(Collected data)
^^^^^^^^^^^^^^^^

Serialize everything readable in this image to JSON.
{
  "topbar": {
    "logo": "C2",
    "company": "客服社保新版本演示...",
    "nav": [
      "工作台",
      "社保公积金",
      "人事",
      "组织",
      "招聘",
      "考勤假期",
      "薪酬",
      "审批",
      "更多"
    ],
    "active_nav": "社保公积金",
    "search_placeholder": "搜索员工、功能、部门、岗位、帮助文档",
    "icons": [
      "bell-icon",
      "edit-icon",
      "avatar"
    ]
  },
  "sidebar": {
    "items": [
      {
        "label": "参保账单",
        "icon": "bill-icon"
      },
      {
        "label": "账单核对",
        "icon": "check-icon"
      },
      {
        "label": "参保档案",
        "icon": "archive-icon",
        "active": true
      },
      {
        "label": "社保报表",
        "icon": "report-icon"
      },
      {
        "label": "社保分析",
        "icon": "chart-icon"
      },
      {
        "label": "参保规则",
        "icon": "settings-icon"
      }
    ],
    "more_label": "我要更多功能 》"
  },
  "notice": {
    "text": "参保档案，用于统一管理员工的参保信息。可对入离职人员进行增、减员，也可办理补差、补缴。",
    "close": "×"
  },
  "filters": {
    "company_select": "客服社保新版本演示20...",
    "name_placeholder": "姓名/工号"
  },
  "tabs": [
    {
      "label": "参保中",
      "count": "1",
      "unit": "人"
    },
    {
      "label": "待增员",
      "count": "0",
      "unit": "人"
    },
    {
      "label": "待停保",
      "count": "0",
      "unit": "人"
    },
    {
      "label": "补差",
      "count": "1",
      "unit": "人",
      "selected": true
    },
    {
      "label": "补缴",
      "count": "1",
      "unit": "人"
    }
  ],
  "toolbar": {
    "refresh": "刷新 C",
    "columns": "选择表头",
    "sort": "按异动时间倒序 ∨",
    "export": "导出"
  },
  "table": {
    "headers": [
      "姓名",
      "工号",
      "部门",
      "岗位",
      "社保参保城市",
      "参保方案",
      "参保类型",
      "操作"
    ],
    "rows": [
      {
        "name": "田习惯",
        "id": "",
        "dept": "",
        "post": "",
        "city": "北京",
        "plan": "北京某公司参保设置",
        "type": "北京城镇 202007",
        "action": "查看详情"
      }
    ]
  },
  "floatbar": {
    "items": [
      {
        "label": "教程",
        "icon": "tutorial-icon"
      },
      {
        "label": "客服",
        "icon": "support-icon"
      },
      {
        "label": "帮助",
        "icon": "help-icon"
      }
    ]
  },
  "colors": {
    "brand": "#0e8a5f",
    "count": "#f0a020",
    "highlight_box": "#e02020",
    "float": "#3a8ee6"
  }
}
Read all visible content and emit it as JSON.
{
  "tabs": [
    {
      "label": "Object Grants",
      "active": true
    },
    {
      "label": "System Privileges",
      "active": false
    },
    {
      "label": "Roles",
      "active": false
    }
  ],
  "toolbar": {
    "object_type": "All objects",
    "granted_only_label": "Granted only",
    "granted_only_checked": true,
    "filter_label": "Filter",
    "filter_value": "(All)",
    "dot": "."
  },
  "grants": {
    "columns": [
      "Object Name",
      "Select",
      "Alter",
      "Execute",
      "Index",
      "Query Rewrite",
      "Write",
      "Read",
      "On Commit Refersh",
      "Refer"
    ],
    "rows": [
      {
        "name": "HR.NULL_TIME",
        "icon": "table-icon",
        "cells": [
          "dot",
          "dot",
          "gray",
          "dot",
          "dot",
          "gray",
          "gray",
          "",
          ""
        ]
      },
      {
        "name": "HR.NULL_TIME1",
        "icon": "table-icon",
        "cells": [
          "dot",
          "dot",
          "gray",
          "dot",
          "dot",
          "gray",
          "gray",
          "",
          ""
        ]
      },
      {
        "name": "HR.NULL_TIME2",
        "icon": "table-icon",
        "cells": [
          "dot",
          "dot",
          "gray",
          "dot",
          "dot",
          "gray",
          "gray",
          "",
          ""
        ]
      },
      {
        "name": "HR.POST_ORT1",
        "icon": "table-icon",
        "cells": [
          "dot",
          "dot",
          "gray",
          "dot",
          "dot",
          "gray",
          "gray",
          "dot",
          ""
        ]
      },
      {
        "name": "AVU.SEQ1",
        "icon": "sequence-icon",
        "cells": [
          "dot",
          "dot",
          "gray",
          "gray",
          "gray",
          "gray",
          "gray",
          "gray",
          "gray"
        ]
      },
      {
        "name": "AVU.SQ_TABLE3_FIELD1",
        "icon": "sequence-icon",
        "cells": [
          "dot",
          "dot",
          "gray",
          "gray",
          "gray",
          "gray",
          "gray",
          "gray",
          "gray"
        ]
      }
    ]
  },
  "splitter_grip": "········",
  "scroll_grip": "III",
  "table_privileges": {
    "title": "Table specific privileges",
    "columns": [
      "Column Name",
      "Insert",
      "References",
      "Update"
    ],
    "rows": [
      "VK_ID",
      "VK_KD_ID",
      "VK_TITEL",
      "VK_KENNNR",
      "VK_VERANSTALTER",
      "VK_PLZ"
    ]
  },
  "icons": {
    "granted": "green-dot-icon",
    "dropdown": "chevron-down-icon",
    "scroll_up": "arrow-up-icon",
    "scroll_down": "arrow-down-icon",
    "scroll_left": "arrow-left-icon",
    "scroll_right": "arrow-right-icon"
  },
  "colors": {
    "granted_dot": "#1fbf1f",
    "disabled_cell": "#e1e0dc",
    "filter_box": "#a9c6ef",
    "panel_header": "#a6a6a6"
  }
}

^^^^^^^^^^^^^^^^

# GOAL
Write out the full listing exactly as given.

# CORRECT ANSWER
Serialize everything readable in this image to JSON.
{
  "topbar": {
    "logo": "C2",
    "company": "客服社保新版本演示...",
    "nav": [
      "工作台",
      "社保公积金",
      "人事",
      "组织",
      "招聘",
      "考勤假期",
      "薪酬",
      "审批",
      "更多"
    ],
    "active_nav": "社保公积金",
    "search_placeholder": "搜索员工、功能、部门、岗位、帮助文档",
    "icons": [
      "bell-icon",
      "edit-icon",
      "avatar"
    ]
  },
  "sidebar": {
    "items": [
      {
        "label": "参保账单",
        "icon": "bill-icon"
      },
      {
        "label": "账单核对",
        "icon": "check-icon"
      },
      {
        "label": "参保档案",
        "icon": "archive-icon",
        "active": true
      },
      {
        "label": "社保报表",
        "icon": "report-icon"
      },
      {
        "label": "社保分析",
        "icon": "chart-icon"
      },
      {
        "label": "参保规则",
        "icon": "settings-icon"
      }
    ],
    "more_label": "我要更多功能 》"
  },
  "notice": {
    "text": "参保档案，用于统一管理员工的参保信息。可对入离职人员进行增、减员，也可办理补差、补缴。",
    "close": "×"
  },
  "filters": {
    "company_select": "客服社保新版本演示20...",
    "name_placeholder": "姓名/工号"
  },
  "tabs": [
    {
      "label": "参保中",
      "count": "1",
      "unit": "人"
    },
    {
      "label": "待增员",
      "count": "0",
      "unit": "人"
    },
    {
      "label": "待停保",
      "count": "0",
      "unit": "人"
    },
    {
      "label": "补差",
      "count": "1",
      "unit": "人",
      "selected": true
    },
    {
      "label": "补缴",
      "count": "1",
      "unit": "人"
    }
  ],
  "toolbar": {
    "refresh": "刷新 C",
    "columns": "选择表头",
    "sort": "按异动时间倒序 ∨",
    "export": "导出"
  },
  "table": {
    "headers": [
      "姓名",
      "工号",
      "部门",
      "岗位",
      "社保参保城市",
      "参保方案",
      "参保类型",
      "操作"
    ],
    "rows": [
      {
        "name": "田习惯",
        "id": "",
        "dept": "",
        "post": "",
        "city": "北京",
        "plan": "北京某公司参保设置",
        "type": "北京城镇 202007",
        "action": "查看详情"
      }
    ]
  },
  "floatbar": {
    "items": [
      {
        "label": "教程",
        "icon": "tutorial-icon"
      },
      {
        "label": "客服",
        "icon": "support-icon"
      },
      {
        "label": "帮助",
        "icon": "help-icon"
      }
    ]
  },
  "colors": {
    "brand": "#0e8a5f",
    "count": "#f0a020",
    "highlight_box": "#e02020",
    "float": "#3a8ee6"
  }
}
Read all visible content and emit it as JSON.
{
  "tabs": [
    {
      "label": "Object Grants",
      "active": true
    },
    {
      "label": "System Privileges",
      "active": false
    },
    {
      "label": "Roles",
      "active": false
    }
  ],
  "toolbar": {
    "object_type": "All objects",
    "granted_only_label": "Granted only",
    "granted_only_checked": true,
    "filter_label": "Filter",
    "filter_value": "(All)",
    "dot": "."
  },
  "grants": {
    "columns": [
      "Object Name",
      "Select",
      "Alter",
      "Execute",
      "Index",
      "Query Rewrite",
      "Write",
      "Read",
      "On Commit Refersh",
      "Refer"
    ],
    "rows": [
      {
        "name": "HR.NULL_TIME",
        "icon": "table-icon",
        "cells": [
          "dot",
          "dot",
          "gray",
          "dot",
          "dot",
          "gray",
          "gray",
          "",
          ""
        ]
      },
      {
        "name": "HR.NULL_TIME1",
        "icon": "table-icon",
        "cells": [
          "dot",
          "dot",
          "gray",
          "dot",
          "dot",
          "gray",
          "gray",
          "",
          ""
        ]
      },
      {
        "name": "HR.NULL_TIME2",
        "icon": "table-icon",
        "cells": [
          "dot",
          "dot",
          "gray",
          "dot",
          "dot",
          "gray",
          "gray",
          "",
          ""
        ]
      },
      {
        "name": "HR.POST_ORT1",
        "icon": "table-icon",
        "cells": [
          "dot",
          "dot",
          "gray",
          "dot",
          "dot",
          "gray",
          "gray",
          "dot",
          ""
        ]
      },
      {
        "name": "AVU.SEQ1",
        "icon": "sequence-icon",
        "cells": [
          "dot",
          "dot",
          "gray",
          "gray",
          "gray",
          "gray",
          "gray",
          "gray",
          "gray"
        ]
      },
      {
        "name": "AVU.SQ_TABLE3_FIELD1",
        "icon": "sequence-icon",
        "cells": [
          "dot",
          "dot",
          "gray",
          "gray",
          "gray",
          "gray",
          "gray",
          "gray",
          "gray"
        ]
      }
    ]
  },
  "splitter_grip": "········",
  "scroll_grip": "III",
  "table_privileges": {
    "title": "Table specific privileges",
    "columns": [
      "Column Name",
      "Insert",
      "References",
      "Update"
    ],
    "rows": [
      "VK_ID",
      "VK_KD_ID",
      "VK_TITEL",
      "VK_KENNNR",
      "VK_VERANSTALTER",
      "VK_PLZ"
    ]
  },
  "icons": {
    "granted": "green-dot-icon",
    "dropdown": "chevron-down-icon",
    "scroll_up": "arrow-up-icon",
    "scroll_down": "arrow-down-icon",
    "scroll_left": "arrow-left-icon",
    "scroll_right": "arrow-right-icon"
  },
  "colors": {
    "granted_dot": "#1fbf1f",
    "disabled_cell": "#e1e0dc",
    "filter_box": "#a9c6ef",
    "panel_header": "#a6a6a6"
  }
}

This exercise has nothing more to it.